[Saved entries]

____

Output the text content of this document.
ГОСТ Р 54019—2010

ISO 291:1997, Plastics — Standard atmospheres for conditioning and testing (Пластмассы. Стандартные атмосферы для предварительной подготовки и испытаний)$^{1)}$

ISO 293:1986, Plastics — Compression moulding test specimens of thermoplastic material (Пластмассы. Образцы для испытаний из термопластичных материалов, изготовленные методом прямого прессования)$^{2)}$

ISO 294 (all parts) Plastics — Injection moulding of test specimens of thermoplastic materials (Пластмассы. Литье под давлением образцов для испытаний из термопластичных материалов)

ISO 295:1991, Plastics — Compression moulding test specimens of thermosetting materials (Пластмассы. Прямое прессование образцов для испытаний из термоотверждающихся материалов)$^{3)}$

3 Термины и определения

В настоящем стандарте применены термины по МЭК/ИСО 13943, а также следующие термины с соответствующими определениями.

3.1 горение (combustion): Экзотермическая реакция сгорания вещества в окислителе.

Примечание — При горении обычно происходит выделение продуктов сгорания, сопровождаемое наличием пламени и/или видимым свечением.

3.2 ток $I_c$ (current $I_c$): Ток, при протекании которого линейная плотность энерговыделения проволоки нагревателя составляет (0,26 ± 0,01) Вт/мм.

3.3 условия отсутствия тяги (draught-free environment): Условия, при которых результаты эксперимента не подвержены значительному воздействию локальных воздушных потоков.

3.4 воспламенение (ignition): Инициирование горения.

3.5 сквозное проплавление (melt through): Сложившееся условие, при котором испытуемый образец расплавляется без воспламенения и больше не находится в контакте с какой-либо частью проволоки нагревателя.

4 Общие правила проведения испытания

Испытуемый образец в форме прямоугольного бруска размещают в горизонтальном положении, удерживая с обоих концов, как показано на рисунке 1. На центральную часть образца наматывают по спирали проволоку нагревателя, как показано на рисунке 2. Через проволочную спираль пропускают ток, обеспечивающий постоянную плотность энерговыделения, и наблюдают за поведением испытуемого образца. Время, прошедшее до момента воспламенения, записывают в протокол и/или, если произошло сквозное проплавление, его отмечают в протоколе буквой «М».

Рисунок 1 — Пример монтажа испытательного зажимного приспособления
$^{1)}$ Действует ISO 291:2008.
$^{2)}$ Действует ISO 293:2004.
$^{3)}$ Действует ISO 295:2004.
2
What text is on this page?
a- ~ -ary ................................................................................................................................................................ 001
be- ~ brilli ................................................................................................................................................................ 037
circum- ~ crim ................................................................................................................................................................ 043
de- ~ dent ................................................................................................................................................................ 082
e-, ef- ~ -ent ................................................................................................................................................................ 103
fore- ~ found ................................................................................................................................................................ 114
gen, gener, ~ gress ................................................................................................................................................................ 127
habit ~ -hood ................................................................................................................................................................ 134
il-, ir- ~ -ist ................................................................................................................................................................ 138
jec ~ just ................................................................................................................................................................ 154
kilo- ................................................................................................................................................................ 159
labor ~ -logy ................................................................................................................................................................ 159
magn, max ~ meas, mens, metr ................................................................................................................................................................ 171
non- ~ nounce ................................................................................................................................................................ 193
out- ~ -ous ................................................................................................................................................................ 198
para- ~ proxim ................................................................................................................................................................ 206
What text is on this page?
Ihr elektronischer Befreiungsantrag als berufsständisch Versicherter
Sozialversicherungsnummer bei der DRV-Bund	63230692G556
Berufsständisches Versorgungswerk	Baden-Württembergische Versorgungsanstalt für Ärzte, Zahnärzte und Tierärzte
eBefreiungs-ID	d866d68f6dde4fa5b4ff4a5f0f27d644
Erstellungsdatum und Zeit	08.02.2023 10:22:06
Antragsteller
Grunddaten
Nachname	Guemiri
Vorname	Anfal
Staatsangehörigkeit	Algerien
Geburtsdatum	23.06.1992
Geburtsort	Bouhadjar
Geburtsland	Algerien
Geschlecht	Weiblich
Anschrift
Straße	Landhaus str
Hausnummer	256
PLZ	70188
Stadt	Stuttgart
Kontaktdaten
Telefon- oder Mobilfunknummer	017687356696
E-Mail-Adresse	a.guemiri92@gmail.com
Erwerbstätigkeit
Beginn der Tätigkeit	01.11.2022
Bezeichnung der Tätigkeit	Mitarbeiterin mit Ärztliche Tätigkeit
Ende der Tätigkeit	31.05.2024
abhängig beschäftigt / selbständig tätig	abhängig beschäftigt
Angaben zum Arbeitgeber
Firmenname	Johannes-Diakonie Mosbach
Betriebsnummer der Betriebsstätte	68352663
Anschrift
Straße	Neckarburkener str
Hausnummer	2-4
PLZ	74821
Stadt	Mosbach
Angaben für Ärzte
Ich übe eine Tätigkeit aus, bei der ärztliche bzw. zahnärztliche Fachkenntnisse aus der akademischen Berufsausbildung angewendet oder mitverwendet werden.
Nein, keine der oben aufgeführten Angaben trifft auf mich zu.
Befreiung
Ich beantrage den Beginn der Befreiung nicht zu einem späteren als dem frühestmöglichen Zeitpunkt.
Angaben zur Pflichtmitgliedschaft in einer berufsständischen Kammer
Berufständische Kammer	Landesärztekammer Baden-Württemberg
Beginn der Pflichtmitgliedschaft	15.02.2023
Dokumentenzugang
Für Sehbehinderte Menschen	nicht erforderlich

____

Gather up the lines that contain the word "oder".

Finished exercise:
Telefon- oder Mobilfunknummer	017687356696
Ich übe eine Tätigkeit aus, bei der ärztliche bzw. zahnärztliche Fachkenntnisse aus der akademischen Berufsausbildung angewendet oder mitverwendet werden.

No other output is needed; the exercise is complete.